* START The records *

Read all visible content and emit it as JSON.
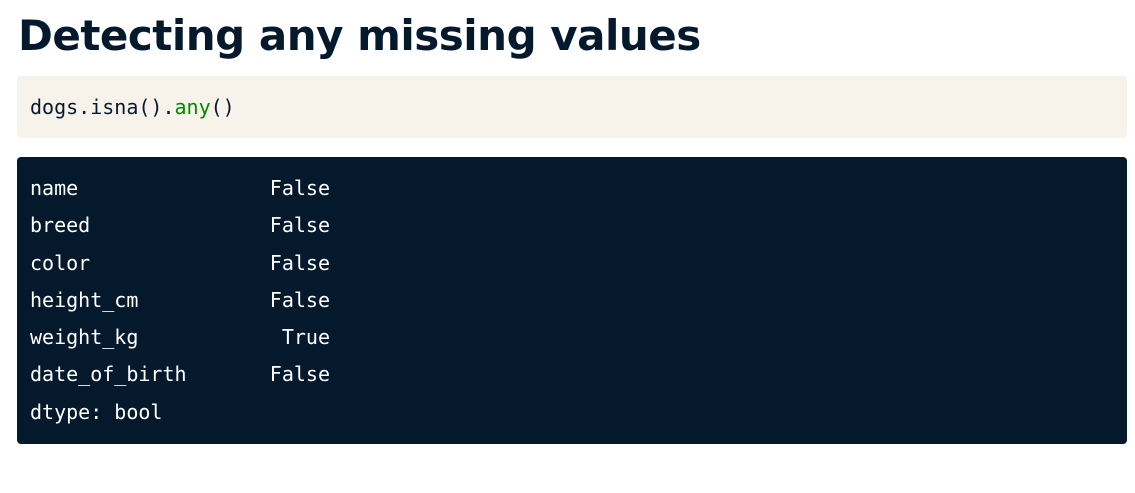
{
  "title": "Detecting any missing values",
  "code": {
    "object": "dogs.isna().",
    "method": "any",
    "call": "()"
  },
  "output": {
    "rows": [
      {
        "key": "name",
        "value": "False"
      },
      {
        "key": "breed",
        "value": "False"
      },
      {
        "key": "color",
        "value": "False"
      },
      {
        "key": "height_cm",
        "value": "False"
      },
      {
        "key": "weight_kg",
        "value": "True"
      },
      {
        "key": "date_of_birth",
        "value": "False"
      }
    ],
    "dtype": "dtype: bool"
  },
  "colors": {
    "title": "#05192d",
    "code_background": "#f7f3eb",
    "output_background": "#05192d",
    "method_highlight": "#008a00"
  }
}
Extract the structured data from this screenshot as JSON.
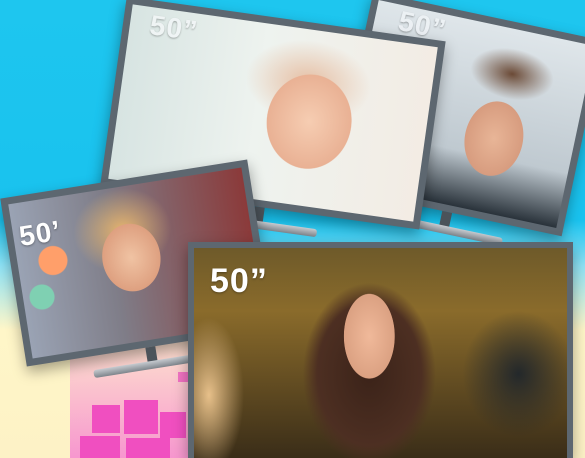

* END The records *

The task
Repeat the material above verbatim, with no pictures in the output.

Exercise result
Read all visible content and emit it as JSON.
{
  "title": "Detecting any missing values",
  "code": {
    "object": "dogs.isna().",
    "method": "any",
    "call": "()"
  },
  "output": {
    "rows": [
      {
        "key": "name",
        "value": "False"
      },
      {
        "key": "breed",
        "value": "False"
      },
      {
        "key": "color",
        "value": "False"
      },
      {
        "key": "height_cm",
        "value": "False"
      },
      {
        "key": "weight_kg",
        "value": "True"
      },
      {
        "key": "date_of_birth",
        "value": "False"
      }
    ],
    "dtype": "dtype: bool"
  },
  "colors": {
    "title": "#05192d",
    "code_background": "#f7f3eb",
    "output_background": "#05192d",
    "method_highlight": "#008a00"
  }
}
Extract the structured data from this screenshot as JSON.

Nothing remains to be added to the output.